_Things to do_.
1. In the entries, echo the lines between the one holding "linkedin-icon (419, 633, 445, 658)" and the one holding "main-content: AD SOYAD", inclusive, each unchanged.
2. Carry on the Upper Tribunal decision from its final sentence.

*** Quoted text

It is submitted that the consideration of the Sponsor’s rights by the Judge was a matter relevant to the substance of the decision and consideration of the Sponsor’s rights was necessary in the proportionality assessment required under Article 18 (1)(r).”
Upper Tribunal hearing
20. In oral argument, Mr. Deller for the Secretary of State submitted that the sponsor’s rights under the Withdrawal Agreement were not in the scope of the appeal.   She was residing in the UK in accordance with Article 10(1)(a) of the Withdrawal Agreement.
21. For the claimant, Mr. McGarvey sought to argue that the Upper Tribunal need not engage with the guidance in Celik (EU exit; marriage; human rights) [2022] UKUT 00220 (IAC), handed down on 19 July 2022, which post-dated the First-tier Tribunal decision.
22. Mr. McGarvey argued that Celik had changed the law, and that the First-tier Tribunal could not be criticised for failing to apply the law as therein set out. He asked us to uphold the decision of the First-tier Tribunal and dismiss the Secretary of State’s appeal.

******
*** Given data

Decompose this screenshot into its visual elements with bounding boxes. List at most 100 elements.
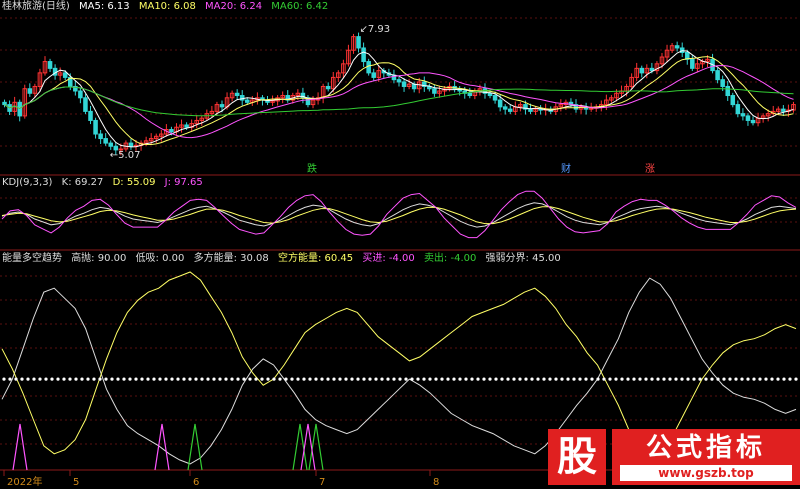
divide-dot (296, 377, 300, 381)
price-panel: ↙7.93 ←5.07 跌 财 涨 (2, 24, 796, 175)
candle-body (356, 36, 361, 49)
divide-dot (758, 377, 762, 381)
divide-dot (482, 377, 486, 381)
divide-dot (236, 377, 240, 381)
divide-dot (80, 377, 84, 381)
candle-body (88, 110, 93, 121)
candle-body (720, 79, 725, 87)
ma5-line (4, 50, 794, 148)
divide-dot (722, 377, 726, 381)
divide-dot (542, 377, 546, 381)
candle-body (128, 142, 134, 147)
candle-body (502, 106, 508, 110)
divide-dot (134, 377, 138, 381)
candle-body (735, 104, 741, 115)
divide-dot (494, 377, 498, 381)
candle-body (432, 88, 437, 94)
candle-body (371, 72, 376, 78)
divide-dot (374, 377, 378, 381)
divide-dot (56, 377, 60, 381)
candle-body (103, 138, 108, 144)
divide-dot (320, 377, 324, 381)
divide-dot (644, 377, 648, 381)
divide-dot (224, 377, 228, 381)
low-price-label: ←5.07 (110, 150, 141, 161)
candle-body (396, 79, 402, 83)
divide-dot (368, 377, 372, 381)
divide-dot (314, 377, 318, 381)
candle-body (83, 97, 88, 112)
candle-body (411, 83, 417, 90)
candle-body (467, 92, 473, 97)
candle-body (2, 101, 7, 106)
divide-dot (20, 377, 24, 381)
divide-dot (662, 377, 666, 381)
x-tick-label: 7 (319, 477, 325, 488)
candle-body (750, 119, 756, 124)
divide-dot (338, 377, 342, 381)
divide-dot (158, 377, 162, 381)
divide-dot (356, 377, 360, 381)
divide-dot (74, 377, 78, 381)
candle-body (169, 129, 174, 133)
candle-body (184, 124, 189, 128)
divide-dot (518, 377, 522, 381)
divide-dot (578, 377, 582, 381)
x-tick-label: 6 (193, 477, 199, 488)
candle-body (507, 108, 513, 112)
energy-sell-label: 卖出: -4.00 (423, 253, 477, 264)
watermark-url: www.gszb.top (620, 465, 792, 481)
candle-body (497, 99, 503, 108)
x-tick-label: 2022年 (7, 475, 42, 488)
energy-buy-label: 买进: -4.00 (362, 253, 415, 264)
divide-dot (242, 377, 246, 381)
divide-dot (572, 377, 576, 381)
divide-dot (776, 377, 780, 381)
divide-dot (308, 377, 312, 381)
x-tick-label: 8 (433, 477, 439, 488)
x-tick-label: 5 (73, 477, 79, 488)
divide-dot (176, 377, 180, 381)
buy-signal-spike (154, 423, 170, 471)
sell-signal-spike (187, 423, 203, 471)
candle-body (93, 119, 98, 135)
divide-dot (398, 377, 402, 381)
divide-dot (626, 377, 630, 381)
divide-dot (446, 377, 450, 381)
divide-dot (650, 377, 654, 381)
candle-body (588, 107, 594, 110)
divide-dot (302, 377, 306, 381)
divide-dot (50, 377, 54, 381)
candle-body (27, 88, 33, 94)
divide-dot (68, 377, 72, 381)
divide-dot (290, 377, 294, 381)
divide-dot (710, 377, 714, 381)
kdj-name: KDJ(9,3,3) (2, 177, 53, 188)
candle-body (325, 85, 331, 90)
kdj-k-label: K: 69.27 (61, 177, 104, 188)
divide-dot (428, 377, 432, 381)
divide-dot (470, 377, 474, 381)
divide-dot (524, 377, 528, 381)
chart-canvas: ↙7.93 ←5.07 跌 财 涨 2022年 5 6 7 8 (0, 17, 800, 488)
divide-dot (566, 377, 570, 381)
divide-dot (254, 377, 258, 381)
divide-dot (212, 377, 216, 381)
divide-dot (122, 377, 126, 381)
divide-dot (536, 377, 540, 381)
divide-dot (686, 377, 690, 381)
grid-lines (0, 17, 800, 471)
divide-dot (602, 377, 606, 381)
divide-dot (452, 377, 456, 381)
divide-dot (560, 377, 564, 381)
divide-dot (764, 377, 768, 381)
candle-body (740, 113, 746, 117)
energy-header: 能量多空趋势 高抛: 90.00 低吸: 0.00 多方能量: 30.08 空方… (2, 252, 567, 266)
divide-dot (596, 377, 600, 381)
divide-dot (728, 377, 732, 381)
candle-body (108, 142, 114, 147)
divide-dot (32, 377, 36, 381)
divide-dot (740, 377, 744, 381)
divide-dot (488, 377, 492, 381)
kdj-header: KDJ(9,3,3) K: 69.27 D: 55.09 J: 97.65 (2, 176, 209, 190)
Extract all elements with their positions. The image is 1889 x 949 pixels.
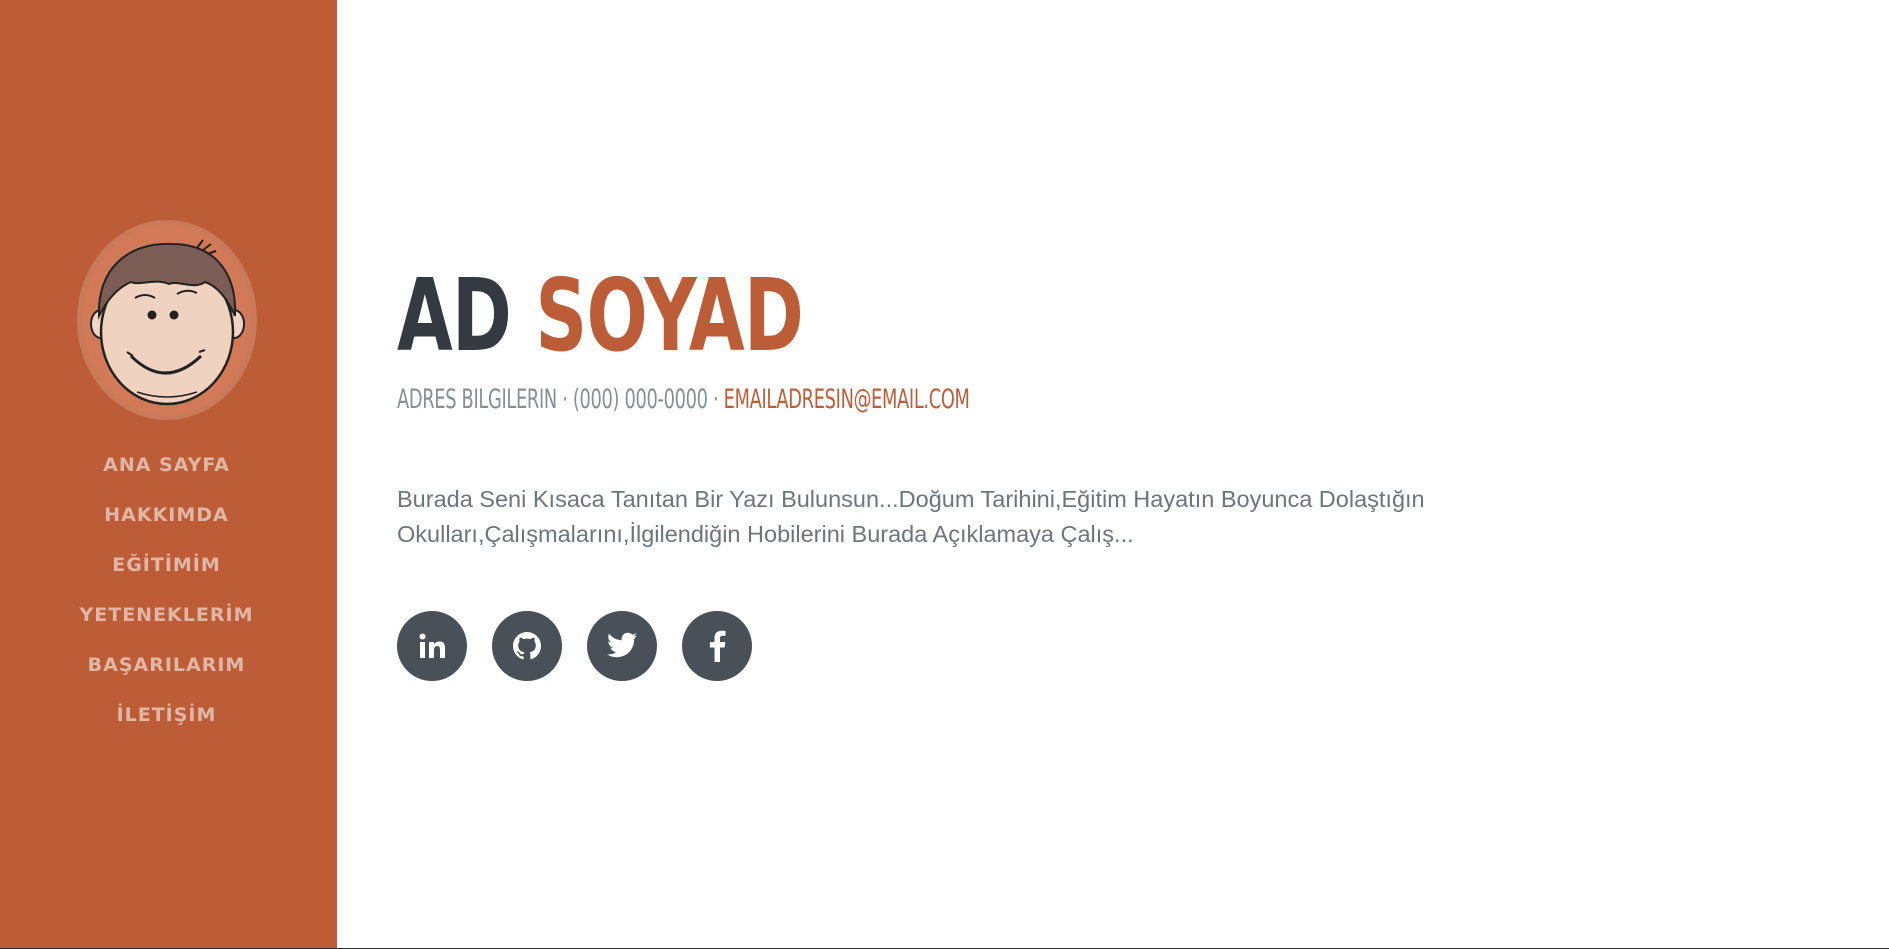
linkedin-icon (419, 633, 445, 658)
github-icon (513, 632, 541, 660)
first-name: AD (397, 257, 512, 374)
github-button[interactable] (492, 611, 562, 681)
linkedin-button[interactable] (397, 611, 467, 681)
nav-item-basarilarim: BAŞARILARIM (0, 648, 333, 698)
contact-separator: · (556, 384, 573, 415)
cartoon-face-icon (83, 224, 251, 416)
last-name: SOYAD (535, 257, 804, 374)
sidebar-nav: ANA SAYFA HAKKIMDA EĞİTİMİM YETENEKLERİM… (0, 448, 333, 748)
contact-line: ADRES BILGILERIN · (000) 000-0000 · EMAI… (397, 382, 970, 418)
nav-link-ana-sayfa[interactable]: ANA SAYFA (103, 448, 230, 482)
sidebar: ANA SAYFA HAKKIMDA EĞİTİMİM YETENEKLERİM… (0, 0, 337, 949)
nav-item-egitimim: EĞİTİMİM (0, 548, 333, 598)
facebook-icon (709, 630, 726, 662)
nav-link-yeteneklerim[interactable]: YETENEKLERİM (80, 598, 254, 632)
nav-link-iletisim[interactable]: İLETİŞİM (117, 698, 217, 732)
social-links (397, 611, 752, 681)
nav-link-egitimim[interactable]: EĞİTİMİM (112, 548, 221, 582)
nav-link-basarilarim[interactable]: BAŞARILARIM (88, 648, 246, 682)
nav-item-yeteneklerim: YETENEKLERİM (0, 598, 333, 648)
nav-item-iletisim: İLETİŞİM (0, 698, 333, 748)
twitter-button[interactable] (587, 611, 657, 681)
nav-item-hakkimda: HAKKIMDA (0, 498, 333, 548)
nav-link-hakkimda[interactable]: HAKKIMDA (104, 498, 229, 532)
facebook-button[interactable] (682, 611, 752, 681)
twitter-icon (607, 632, 637, 658)
bio-text: Burada Seni Kısaca Tanıtan Bir Yazı Bulu… (397, 486, 1425, 547)
contact-separator: · (707, 384, 724, 415)
contact-address: ADRES BILGILERIN (397, 384, 557, 415)
profile-avatar (77, 220, 257, 420)
main-content: AD SOYAD ADRES BILGILERIN · (000) 000-00… (397, 0, 1837, 949)
email-link[interactable]: EMAILADRESIN@EMAIL.COM (724, 384, 970, 415)
nav-item-ana-sayfa: ANA SAYFA (0, 448, 333, 498)
contact-phone: (000) 000-0000 (572, 384, 708, 415)
page-title: AD SOYAD (397, 256, 804, 376)
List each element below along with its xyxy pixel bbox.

******

_Task-by-task results_.
1.
linkedin-icon (419, 633, 445, 658)
github-icon (513, 632, 541, 660)
first-name: AD (397, 257, 512, 374)
github-button[interactable] (492, 611, 562, 681)
linkedin-button[interactable] (397, 611, 467, 681)
nav-item-basarilarim: BAŞARILARIM (0, 648, 333, 698)
contact-separator: · (556, 384, 573, 415)
cartoon-face-icon (83, 224, 251, 416)
last-name: SOYAD (535, 257, 804, 374)
sidebar-nav: ANA SAYFA HAKKIMDA EĞİTİMİM YETENEKLERİM… (0, 448, 333, 748)
contact-line: ADRES BILGILERIN · (000) 000-0000 · EMAI… (397, 382, 970, 418)
nav-link-ana-sayfa[interactable]: ANA SAYFA (103, 448, 230, 482)
sidebar: ANA SAYFA HAKKIMDA EĞİTİMİM YETENEKLERİM… (0, 0, 337, 949)
nav-item-egitimim: EĞİTİMİM (0, 548, 333, 598)
facebook-icon (709, 630, 726, 662)
nav-link-yeteneklerim[interactable]: YETENEKLERİM (80, 598, 254, 632)
nav-link-iletisim[interactable]: İLETİŞİM (117, 698, 217, 732)
social-links (397, 611, 752, 681)
nav-link-egitimim[interactable]: EĞİTİMİM (112, 548, 221, 582)
nav-link-basarilarim[interactable]: BAŞARILARIM (88, 648, 246, 682)
nav-item-yeteneklerim: YETENEKLERİM (0, 598, 333, 648)
nav-item-iletisim: İLETİŞİM (0, 698, 333, 748)
twitter-button[interactable] (587, 611, 657, 681)
nav-item-hakkimda: HAKKIMDA (0, 498, 333, 548)
nav-link-hakkimda[interactable]: HAKKIMDA (104, 498, 229, 532)
facebook-button[interactable] (682, 611, 752, 681)
twitter-icon (607, 632, 637, 658)
bio-text: Burada Seni Kısaca Tanıtan Bir Yazı Bulu… (397, 486, 1425, 547)
contact-separator: · (707, 384, 724, 415)
contact-address: ADRES BILGILERIN (397, 384, 557, 415)
profile-avatar (77, 220, 257, 420)
main-content: AD SOYAD ADRES BILGILERIN · (000) 000-00… (397, 0, 1837, 949)

2.
Celik (EU exit; marriage; human rights) [2022] UKUT 220 (IAC)
23. Mr McGarvey’s argument that Celik changed the law is unarguably bad: the decision in Celik is a declaratory clarification of the effect of the Withdrawal Agreement where a person’s entry and residence were not being facilitated before the end of the Transition Period on 31 December 2020.
24. It is implicit in Mr McGarvey’s submissions that he accepts that Celik, if applicable, is fatal to the claimant’s application: the claimant does not dispute that he was not a person whose residence was being facilitated at the end of the Transition Period, and therefore, the concept of proportionality or the principle of fairness cannot be invoked on his behalf.
25. We find that the 2020 Regulations make clear that the only permissible grounds of appeal relate to a breach of the claimant’s rights, rather than those of his EEA sponsor. The First-tier Judge materially erred in considering the sponsor’s rights and the concept of proportionality in his decision.
26. The First-tier Tribunal therefore erred in law by allowing the appeal and we set it aside and proceed to remake the decision in the light of Celik.
Remaking
27. The finding that the claimant could not meet the definition of “durable partner” in Annex 1 to Appendix EU was not challenged, and we find that he cannot succeed on this basis.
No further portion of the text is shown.